Find every line of the listing below where "from" appears, and copy it.

─── DATASET EXCERPTS

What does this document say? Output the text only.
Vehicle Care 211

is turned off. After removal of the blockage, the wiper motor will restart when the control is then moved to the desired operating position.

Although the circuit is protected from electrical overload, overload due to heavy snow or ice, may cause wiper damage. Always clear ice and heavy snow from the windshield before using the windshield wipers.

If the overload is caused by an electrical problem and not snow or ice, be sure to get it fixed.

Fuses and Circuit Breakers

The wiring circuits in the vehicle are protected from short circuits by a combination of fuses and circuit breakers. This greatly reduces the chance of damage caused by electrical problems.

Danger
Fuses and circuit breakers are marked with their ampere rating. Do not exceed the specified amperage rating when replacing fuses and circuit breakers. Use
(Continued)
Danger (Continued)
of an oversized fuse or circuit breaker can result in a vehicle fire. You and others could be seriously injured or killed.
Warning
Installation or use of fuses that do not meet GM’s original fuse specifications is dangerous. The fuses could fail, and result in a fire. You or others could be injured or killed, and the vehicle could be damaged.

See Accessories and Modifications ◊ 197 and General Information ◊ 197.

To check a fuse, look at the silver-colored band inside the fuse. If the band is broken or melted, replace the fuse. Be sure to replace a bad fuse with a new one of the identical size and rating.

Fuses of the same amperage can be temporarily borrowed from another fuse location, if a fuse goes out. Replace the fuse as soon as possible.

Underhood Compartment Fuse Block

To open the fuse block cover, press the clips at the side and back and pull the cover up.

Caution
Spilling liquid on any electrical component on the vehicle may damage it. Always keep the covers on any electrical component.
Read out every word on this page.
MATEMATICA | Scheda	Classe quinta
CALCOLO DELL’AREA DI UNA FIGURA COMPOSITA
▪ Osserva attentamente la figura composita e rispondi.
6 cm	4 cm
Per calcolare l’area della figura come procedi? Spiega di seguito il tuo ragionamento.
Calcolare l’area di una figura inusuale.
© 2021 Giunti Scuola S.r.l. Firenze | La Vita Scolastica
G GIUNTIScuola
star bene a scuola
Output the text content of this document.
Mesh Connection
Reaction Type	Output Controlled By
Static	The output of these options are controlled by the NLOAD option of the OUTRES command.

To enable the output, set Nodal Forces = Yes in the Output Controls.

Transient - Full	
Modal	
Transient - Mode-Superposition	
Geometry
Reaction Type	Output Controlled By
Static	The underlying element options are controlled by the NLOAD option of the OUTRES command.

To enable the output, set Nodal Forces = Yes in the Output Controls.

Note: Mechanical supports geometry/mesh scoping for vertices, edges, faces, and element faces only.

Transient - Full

──────

> _RESPONSE BELOW_
Although the circuit is protected from electrical overload, overload due to heavy snow or ice, may cause wiper damage. Always clear ice and heavy snow from the windshield before using the windshield wipers.
The wiring circuits in the vehicle are protected from short circuits by a combination of fuses and circuit breakers. This greatly reduces the chance of damage caused by electrical problems.
Fuses of the same amperage can be temporarily borrowed from another fuse location, if a fuse goes out. Replace the fuse as soon as possible.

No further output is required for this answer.